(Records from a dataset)
################
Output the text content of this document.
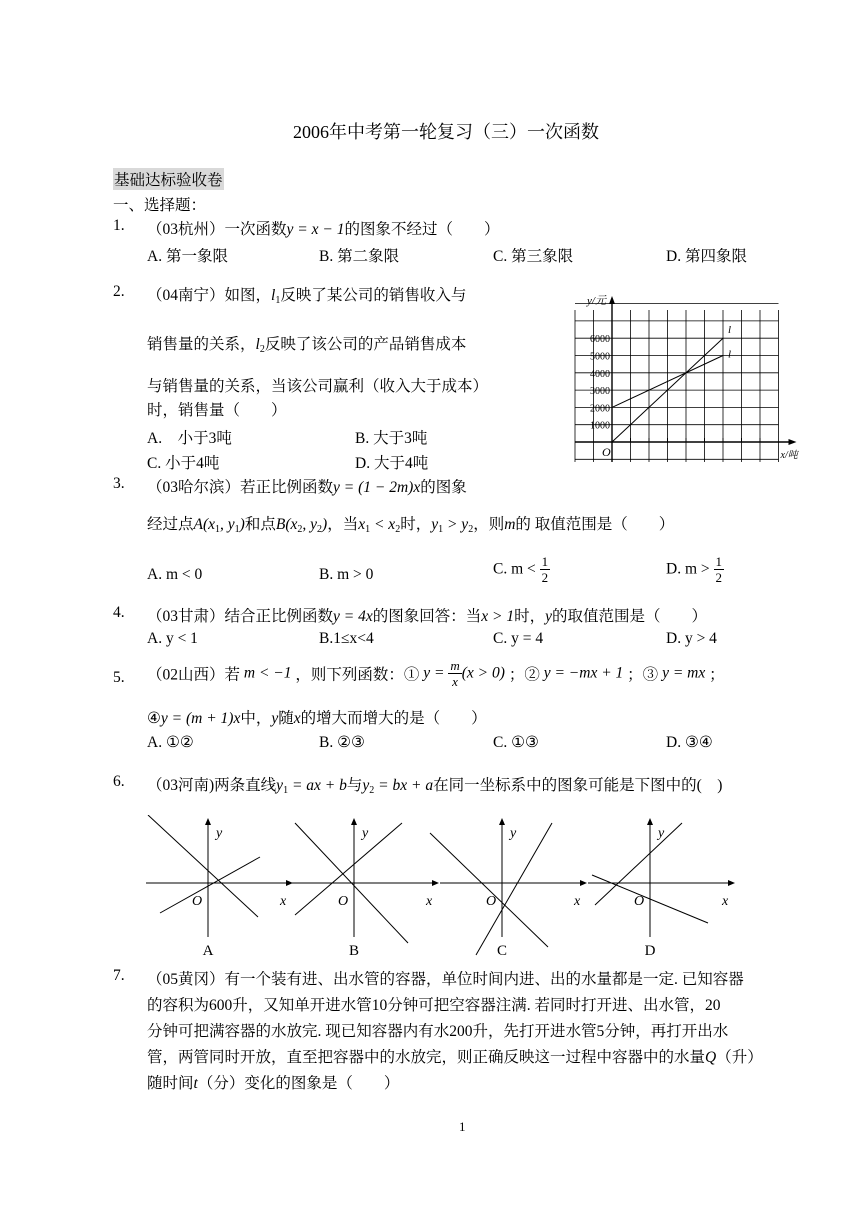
2006年中考第一轮复习（三）一次函数
基础达标验收卷
一、选择题：
1. （03杭州）一次函数y = x − 1的图象不经过（　　）
A. 第一象限	B. 第二象限	C. 第三象限	D. 第四象限
2. （04南宁）如图，$l_1$反映了某公司的销售收入与
销售量的关系，$l_2$反映了该公司的产品销售成本
与销售量的关系，当该公司赢利（收入大于成本）
时，销售量（　　）
A.　小于3吨	B. 大于3吨
C. 小于4吨	D. 大于4吨
l
l
6000
5000
4000
3000
2000
1000
y/元
x/吨
O
3. （03哈尔滨）若正比例函数y = (1 − 2m)x的图象
经过点$A(x_1$, $y_1$)和点$B(x_2$, $y_2$)，当$x_1 < x_2$时，$y_1 > y_2$，则m的 取值范围是（　　）
A. m < 0	B. m > 0	C. $m < \frac{1}{2}$	D. $m > \frac{1}{2}$
4. （03甘肃）结合正比例函数y = 4x的图象回答：当x > 1时，y的取值范围是（　　）
A. y < 1	B.1≤x<4	C. y = 4	D. y > 4
5. （02山西）若 m < −1 ，则下列函数：① $y = \frac{m}{x} (x > 0)$ ；② y = −mx + 1 ；③ y = mx ；
④y = (m + 1)x中，y随x的增大而增大的是（　　）
A. ①②	B. ②③	C. ①③	D. ③④
6. （03河南)两条直线$y_1$ = ax + b与$y_2$ = bx + a在同一坐标系中的图象可能是下图中的(　)
y
x
O
A
y
x
O
B
y
x
O
C
y
x
O
D
7. （05黄冈）有一个装有进、出水管的容器，单位时间内进、出的水量都是一定. 已知容器
的容积为600升，又知单开进水管10分钟可把空容器注满. 若同时打开进、出水管，20
分钟可把满容器的水放完. 现已知容器内有水200升，先打开进水管5分钟，再打开出水
管，两管同时开放，直至把容器中的水放完，则正确反映这一过程中容器中的水量Q（升）
随时间t（分）变化的图象是（　　）
1
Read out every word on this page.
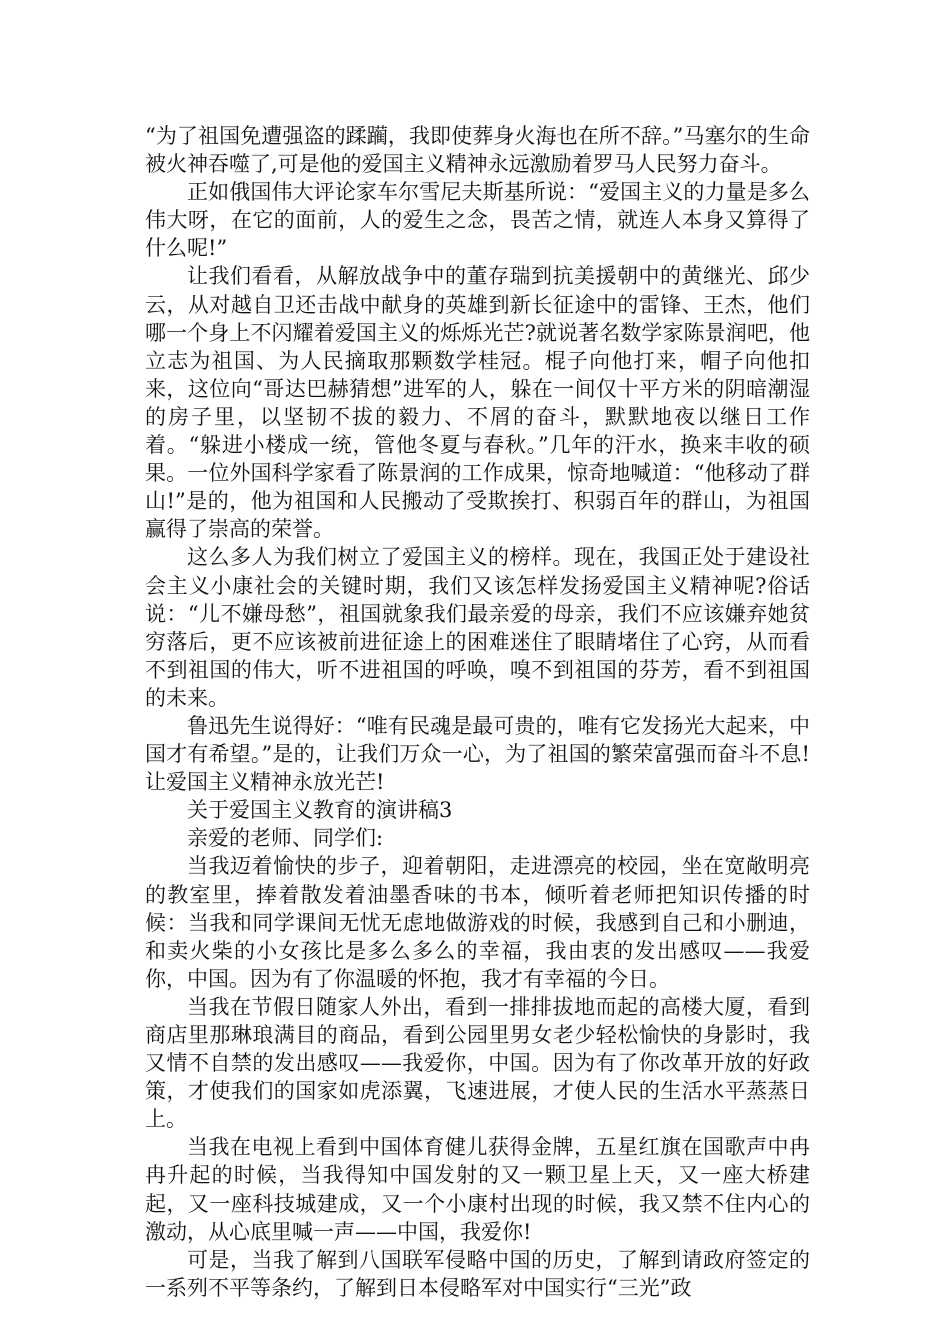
“为了祖国免遭强盗的蹂躏，我即使葬身火海也在所不辞。”马塞尔的生命被火神吞噬了,可是他的爱国主义精神永远激励着罗马人民努力奋斗。

正如俄国伟大评论家车尔雪尼夫斯基所说：“爱国主义的力量是多么伟大呀，在它的面前，人的爱生之念，畏苦之情，就连人本身又算得了什么呢!”

让我们看看，从解放战争中的董存瑞到抗美援朝中的黄继光、邱少云，从对越自卫还击战中献身的英雄到新长征途中的雷锋、王杰，他们哪一个身上不闪耀着爱国主义的烁烁光芒?就说著名数学家陈景润吧，他立志为祖国、为人民摘取那颗数学桂冠。棍子向他打来，帽子向他扣来，这位向“哥达巴赫猜想”进军的人，躲在一间仅十平方米的阴暗潮湿的房子里，以坚韧不拔的毅力、不屑的奋斗，默默地夜以继日工作着。“躲进小楼成一统，管他冬夏与春秋。”几年的汗水，换来丰收的硕果。一位外国科学家看了陈景润的工作成果，惊奇地喊道：“他移动了群山!”是的，他为祖国和人民搬动了受欺挨打、积弱百年的群山，为祖国赢得了崇高的荣誉。

这么多人为我们树立了爱国主义的榜样。现在，我国正处于建设社会主义小康社会的关键时期，我们又该怎样发扬爱国主义精神呢?俗话说：“儿不嫌母愁”，祖国就象我们最亲爱的母亲，我们不应该嫌弃她贫穷落后，更不应该被前进征途上的困难迷住了眼睛堵住了心窍，从而看不到祖国的伟大，听不进祖国的呼唤，嗅不到祖国的芬芳，看不到祖国的未来。

鲁迅先生说得好：“唯有民魂是最可贵的，唯有它发扬光大起来，中国才有希望。”是的，让我们万众一心，为了祖国的繁荣富强而奋斗不息!让爱国主义精神永放光芒!

关于爱国主义教育的演讲稿3

亲爱的老师、同学们:

当我迈着愉快的步子，迎着朝阳，走进漂亮的校园，坐在宽敞明亮的教室里，捧着散发着油墨香味的书本，倾听着老师把知识传播的时候：当我和同学课间无忧无虑地做游戏的时候，我感到自己和小删迪，和卖火柴的小女孩比是多么多么的幸福，我由衷的发出感叹——我爱你，中国。因为有了你温暖的怀抱，我才有幸福的今日。

当我在节假日随家人外出，看到一排排拔地而起的高楼大厦，看到商店里那琳琅满目的商品，看到公园里男女老少轻松愉快的身影时，我又情不自禁的发出感叹——我爱你，中国。因为有了你改革开放的好政策，才使我们的国家如虎添翼，飞速进展，才使人民的生活水平蒸蒸日上。

当我在电视上看到中国体育健儿获得金牌，五星红旗在国歌声中冉冉升起的时候，当我得知中国发射的又一颗卫星上天，又一座大桥建起，又一座科技城建成，又一个小康村出现的时候，我又禁不住内心的激动，从心底里喊一声——中国，我爱你!

可是，当我了解到八国联军侵略中国的历史，了解到请政府签定的一系列不平等条约，了解到日本侵略军对中国实行“三光”政
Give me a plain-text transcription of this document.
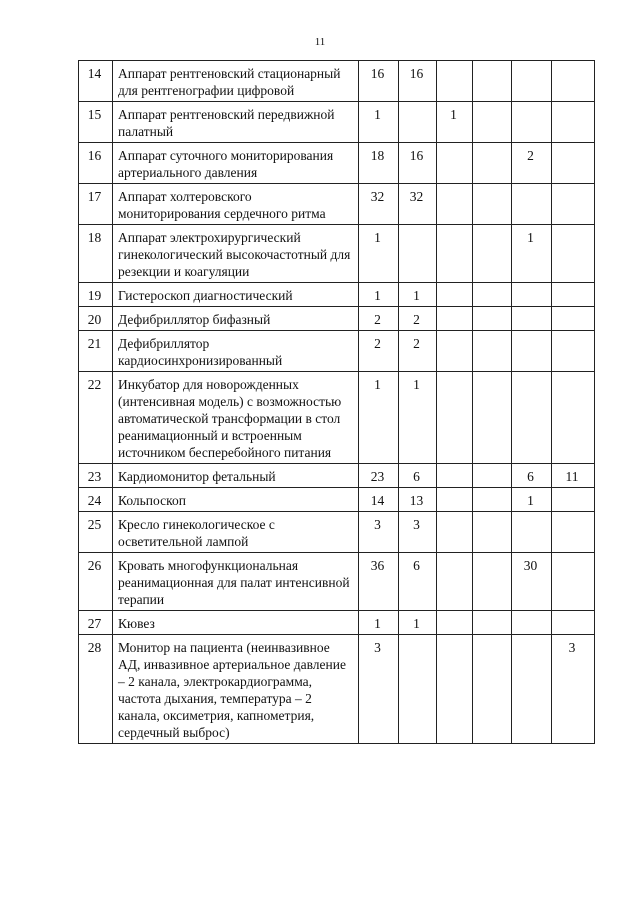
11
14	Аппарат рентгеновский стационарный для рентгенографии цифровой	16	16				
15	Аппарат рентгеновский передвижной палатный	1		1			
16	Аппарат суточного мониторирования артериального давления	18	16			2	
17	Аппарат холтеровского мониторирования сердечного ритма	32	32				
18	Аппарат электрохирургический гинекологический высокочастотный для резекции и коагуляции	1				1	
19	Гистероскоп диагностический	1	1				
20	Дефибриллятор бифазный	2	2				
21	Дефибриллятор кардиосинхронизированный	2	2				
22	Инкубатор для новорожденных (интенсивная модель) с возможностью автоматической трансформации в стол реанимационный и встроенным источником бесперебойного питания	1	1				
23	Кардиомонитор фетальный	23	6			6	11
24	Кольпоскоп	14	13			1	
25	Кресло гинекологическое с осветительной лампой	3	3				
26	Кровать многофункциональная реанимационная для палат интенсивной терапии	36	6			30	
27	Кювез	1	1				
28	Монитор на пациента (неинвазивное АД, инвазивное артериальное давление – 2 канала, электрокардиограмма, частота дыхания, температура – 2 канала, оксиметрия, капнометрия, сердечный выброс)	3					3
################
Short exercise: Repeat each line of the records above exactly, but do not copy the pictures.

Finished task:
Output the text content of this document.
2006年中考第一轮复习（三）一次函数
基础达标验收卷
一、选择题：
1. （03杭州）一次函数y = x − 1的图象不经过（　　）
A. 第一象限	B. 第二象限	C. 第三象限	D. 第四象限
2. （04南宁）如图，$l_1$反映了某公司的销售收入与
销售量的关系，$l_2$反映了该公司的产品销售成本
与销售量的关系，当该公司赢利（收入大于成本）
时，销售量（　　）
A.　小于3吨	B. 大于3吨
C. 小于4吨	D. 大于4吨
l
l
6000
5000
4000
3000
2000
1000
y/元
x/吨
O
3. （03哈尔滨）若正比例函数y = (1 − 2m)x的图象
经过点$A(x_1$, $y_1$)和点$B(x_2$, $y_2$)，当$x_1 < x_2$时，$y_1 > y_2$，则m的 取值范围是（　　）
A. m < 0	B. m > 0	C. $m < \frac{1}{2}$	D. $m > \frac{1}{2}$
4. （03甘肃）结合正比例函数y = 4x的图象回答：当x > 1时，y的取值范围是（　　）
A. y < 1	B.1≤x<4	C. y = 4	D. y > 4
5. （02山西）若 m < −1 ，则下列函数：① $y = \frac{m}{x} (x > 0)$ ；② y = −mx + 1 ；③ y = mx ；
④y = (m + 1)x中，y随x的增大而增大的是（　　）
A. ①②	B. ②③	C. ①③	D. ③④
6. （03河南)两条直线$y_1$ = ax + b与$y_2$ = bx + a在同一坐标系中的图象可能是下图中的(　)
y
x
O
A
y
x
O
B
y
x
O
C
y
x
O
D
7. （05黄冈）有一个装有进、出水管的容器，单位时间内进、出的水量都是一定. 已知容器
的容积为600升，又知单开进水管10分钟可把空容器注满. 若同时打开进、出水管，20
分钟可把满容器的水放完. 现已知容器内有水200升，先打开进水管5分钟，再打开出水
管，两管同时开放，直至把容器中的水放完，则正确反映这一过程中容器中的水量Q（升）
随时间t（分）变化的图象是（　　）
1
Read out every word on this page.
“为了祖国免遭强盗的蹂躏，我即使葬身火海也在所不辞。”马塞尔的生命被火神吞噬了,可是他的爱国主义精神永远激励着罗马人民努力奋斗。

正如俄国伟大评论家车尔雪尼夫斯基所说：“爱国主义的力量是多么伟大呀，在它的面前，人的爱生之念，畏苦之情，就连人本身又算得了什么呢!”

让我们看看，从解放战争中的董存瑞到抗美援朝中的黄继光、邱少云，从对越自卫还击战中献身的英雄到新长征途中的雷锋、王杰，他们哪一个身上不闪耀着爱国主义的烁烁光芒?就说著名数学家陈景润吧，他立志为祖国、为人民摘取那颗数学桂冠。棍子向他打来，帽子向他扣来，这位向“哥达巴赫猜想”进军的人，躲在一间仅十平方米的阴暗潮湿的房子里，以坚韧不拔的毅力、不屑的奋斗，默默地夜以继日工作着。“躲进小楼成一统，管他冬夏与春秋。”几年的汗水，换来丰收的硕果。一位外国科学家看了陈景润的工作成果，惊奇地喊道：“他移动了群山!”是的，他为祖国和人民搬动了受欺挨打、积弱百年的群山，为祖国赢得了崇高的荣誉。

这么多人为我们树立了爱国主义的榜样。现在，我国正处于建设社会主义小康社会的关键时期，我们又该怎样发扬爱国主义精神呢?俗话说：“儿不嫌母愁”，祖国就象我们最亲爱的母亲，我们不应该嫌弃她贫穷落后，更不应该被前进征途上的困难迷住了眼睛堵住了心窍，从而看不到祖国的伟大，听不进祖国的呼唤，嗅不到祖国的芬芳，看不到祖国的未来。

鲁迅先生说得好：“唯有民魂是最可贵的，唯有它发扬光大起来，中国才有希望。”是的，让我们万众一心，为了祖国的繁荣富强而奋斗不息!让爱国主义精神永放光芒!

关于爱国主义教育的演讲稿3

亲爱的老师、同学们:

当我迈着愉快的步子，迎着朝阳，走进漂亮的校园，坐在宽敞明亮的教室里，捧着散发着油墨香味的书本，倾听着老师把知识传播的时候：当我和同学课间无忧无虑地做游戏的时候，我感到自己和小删迪，和卖火柴的小女孩比是多么多么的幸福，我由衷的发出感叹——我爱你，中国。因为有了你温暖的怀抱，我才有幸福的今日。

当我在节假日随家人外出，看到一排排拔地而起的高楼大厦，看到商店里那琳琅满目的商品，看到公园里男女老少轻松愉快的身影时，我又情不自禁的发出感叹——我爱你，中国。因为有了你改革开放的好政策，才使我们的国家如虎添翼，飞速进展，才使人民的生活水平蒸蒸日上。

当我在电视上看到中国体育健儿获得金牌，五星红旗在国歌声中冉冉升起的时候，当我得知中国发射的又一颗卫星上天，又一座大桥建起，又一座科技城建成，又一个小康村出现的时候，我又禁不住内心的激动，从心底里喊一声——中国，我爱你!

可是，当我了解到八国联军侵略中国的历史，了解到请政府签定的一系列不平等条约，了解到日本侵略军对中国实行“三光”政
Give me a plain-text transcription of this document.
11
14	Аппарат рентгеновский стационарный для рентгенографии цифровой	16	16				
15	Аппарат рентгеновский передвижной палатный	1		1			
16	Аппарат суточного мониторирования артериального давления	18	16			2	
17	Аппарат холтеровского мониторирования сердечного ритма	32	32				
18	Аппарат электрохирургический гинекологический высокочастотный для резекции и коагуляции	1				1	
19	Гистероскоп диагностический	1	1				
20	Дефибриллятор бифазный	2	2				
21	Дефибриллятор кардиосинхронизированный	2	2				
22	Инкубатор для новорожденных (интенсивная модель) с возможностью автоматической трансформации в стол реанимационный и встроенным источником бесперебойного питания	1	1				
23	Кардиомонитор фетальный	23	6			6	11
24	Кольпоскоп	14	13			1	
25	Кресло гинекологическое с осветительной лампой	3	3				
26	Кровать многофункциональная реанимационная для палат интенсивной терапии	36	6			30	
27	Кювез	1	1				
28	Монитор на пациента (неинвазивное АД, инвазивное артериальное давление – 2 канала, электрокардиограмма, частота дыхания, температура – 2 канала, оксиметрия, капнометрия, сердечный выброс)	3					3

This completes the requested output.